▶ Extracted records:
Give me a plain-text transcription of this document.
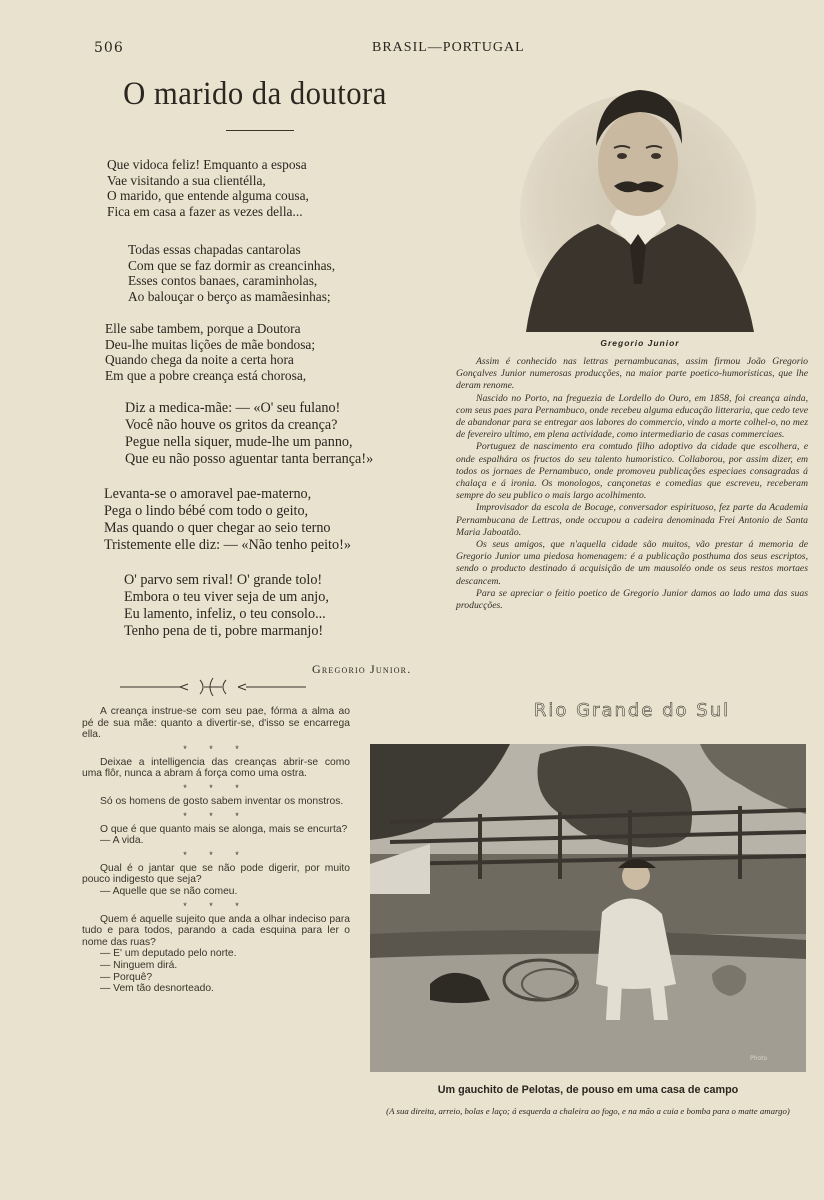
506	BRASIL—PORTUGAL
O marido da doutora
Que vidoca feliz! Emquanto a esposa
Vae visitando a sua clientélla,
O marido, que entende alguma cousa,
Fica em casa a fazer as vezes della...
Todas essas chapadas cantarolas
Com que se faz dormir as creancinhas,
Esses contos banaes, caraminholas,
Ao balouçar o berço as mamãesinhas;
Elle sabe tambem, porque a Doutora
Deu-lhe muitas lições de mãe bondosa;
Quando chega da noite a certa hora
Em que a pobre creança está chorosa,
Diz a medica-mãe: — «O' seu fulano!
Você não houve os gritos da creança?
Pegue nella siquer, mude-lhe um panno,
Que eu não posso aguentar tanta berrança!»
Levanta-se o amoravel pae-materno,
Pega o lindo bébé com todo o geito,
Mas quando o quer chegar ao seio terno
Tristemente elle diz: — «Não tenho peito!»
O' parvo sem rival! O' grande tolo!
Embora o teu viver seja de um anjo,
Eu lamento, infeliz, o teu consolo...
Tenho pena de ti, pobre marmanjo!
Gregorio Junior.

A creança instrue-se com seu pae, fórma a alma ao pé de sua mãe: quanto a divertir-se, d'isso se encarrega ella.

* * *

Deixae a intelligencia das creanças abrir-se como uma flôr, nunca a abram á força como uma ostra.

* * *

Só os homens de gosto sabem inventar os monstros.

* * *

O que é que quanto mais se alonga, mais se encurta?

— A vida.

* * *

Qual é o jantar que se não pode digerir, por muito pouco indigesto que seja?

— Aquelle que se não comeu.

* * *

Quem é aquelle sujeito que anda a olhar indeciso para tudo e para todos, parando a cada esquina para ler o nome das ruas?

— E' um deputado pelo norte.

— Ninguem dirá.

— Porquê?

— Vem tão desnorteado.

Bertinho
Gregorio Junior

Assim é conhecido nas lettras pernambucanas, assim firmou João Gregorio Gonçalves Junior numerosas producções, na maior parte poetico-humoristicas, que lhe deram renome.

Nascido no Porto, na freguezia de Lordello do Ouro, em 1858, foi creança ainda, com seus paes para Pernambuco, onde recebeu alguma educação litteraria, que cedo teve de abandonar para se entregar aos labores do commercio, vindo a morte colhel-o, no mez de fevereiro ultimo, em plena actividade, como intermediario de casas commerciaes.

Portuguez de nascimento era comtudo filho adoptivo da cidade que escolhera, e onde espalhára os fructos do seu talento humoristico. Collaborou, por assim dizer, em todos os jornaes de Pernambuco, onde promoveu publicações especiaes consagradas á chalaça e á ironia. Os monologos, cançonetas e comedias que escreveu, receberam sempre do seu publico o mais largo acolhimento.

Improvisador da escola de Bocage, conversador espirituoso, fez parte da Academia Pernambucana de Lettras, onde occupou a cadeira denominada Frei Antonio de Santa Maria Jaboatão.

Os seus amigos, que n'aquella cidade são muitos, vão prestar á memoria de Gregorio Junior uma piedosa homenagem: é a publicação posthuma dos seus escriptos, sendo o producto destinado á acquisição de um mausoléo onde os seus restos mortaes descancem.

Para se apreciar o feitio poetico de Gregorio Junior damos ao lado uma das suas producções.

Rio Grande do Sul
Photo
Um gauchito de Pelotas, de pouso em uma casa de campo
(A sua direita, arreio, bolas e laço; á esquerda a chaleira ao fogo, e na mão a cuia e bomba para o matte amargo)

▶ What to produce:
Leave out the pictures and restate everything else word for word.

▶ The answer:
Give me a plain-text transcription of this document.
506	BRASIL—PORTUGAL
O marido da doutora
Que vidoca feliz! Emquanto a esposa
Vae visitando a sua clientélla,
O marido, que entende alguma cousa,
Fica em casa a fazer as vezes della...
Todas essas chapadas cantarolas
Com que se faz dormir as creancinhas,
Esses contos banaes, caraminholas,
Ao balouçar o berço as mamãesinhas;
Elle sabe tambem, porque a Doutora
Deu-lhe muitas lições de mãe bondosa;
Quando chega da noite a certa hora
Em que a pobre creança está chorosa,
Diz a medica-mãe: — «O' seu fulano!
Você não houve os gritos da creança?
Pegue nella siquer, mude-lhe um panno,
Que eu não posso aguentar tanta berrança!»
Levanta-se o amoravel pae-materno,
Pega o lindo bébé com todo o geito,
Mas quando o quer chegar ao seio terno
Tristemente elle diz: — «Não tenho peito!»
O' parvo sem rival! O' grande tolo!
Embora o teu viver seja de um anjo,
Eu lamento, infeliz, o teu consolo...
Tenho pena de ti, pobre marmanjo!
Gregorio Junior.

A creança instrue-se com seu pae, fórma a alma ao pé de sua mãe: quanto a divertir-se, d'isso se encarrega ella.

* * *

Deixae a intelligencia das creanças abrir-se como uma flôr, nunca a abram á força como uma ostra.

* * *

Só os homens de gosto sabem inventar os monstros.

* * *

O que é que quanto mais se alonga, mais se encurta?

— A vida.

* * *

Qual é o jantar que se não pode digerir, por muito pouco indigesto que seja?

— Aquelle que se não comeu.

* * *

Quem é aquelle sujeito que anda a olhar indeciso para tudo e para todos, parando a cada esquina para ler o nome das ruas?

— E' um deputado pelo norte.

— Ninguem dirá.

— Porquê?

— Vem tão desnorteado.

Bertinho
Gregorio Junior

Assim é conhecido nas lettras pernambucanas, assim firmou João Gregorio Gonçalves Junior numerosas producções, na maior parte poetico-humoristicas, que lhe deram renome.

Nascido no Porto, na freguezia de Lordello do Ouro, em 1858, foi creança ainda, com seus paes para Pernambuco, onde recebeu alguma educação litteraria, que cedo teve de abandonar para se entregar aos labores do commercio, vindo a morte colhel-o, no mez de fevereiro ultimo, em plena actividade, como intermediario de casas commerciaes.

Portuguez de nascimento era comtudo filho adoptivo da cidade que escolhera, e onde espalhára os fructos do seu talento humoristico. Collaborou, por assim dizer, em todos os jornaes de Pernambuco, onde promoveu publicações especiaes consagradas á chalaça e á ironia. Os monologos, cançonetas e comedias que escreveu, receberam sempre do seu publico o mais largo acolhimento.

Improvisador da escola de Bocage, conversador espirituoso, fez parte da Academia Pernambucana de Lettras, onde occupou a cadeira denominada Frei Antonio de Santa Maria Jaboatão.

Os seus amigos, que n'aquella cidade são muitos, vão prestar á memoria de Gregorio Junior uma piedosa homenagem: é a publicação posthuma dos seus escriptos, sendo o producto destinado á acquisição de um mausoléo onde os seus restos mortaes descancem.

Para se apreciar o feitio poetico de Gregorio Junior damos ao lado uma das suas producções.

Rio Grande do Sul
Photo
Um gauchito de Pelotas, de pouso em uma casa de campo
(A sua direita, arreio, bolas e laço; á esquerda a chaleira ao fogo, e na mão a cuia e bomba para o matte amargo)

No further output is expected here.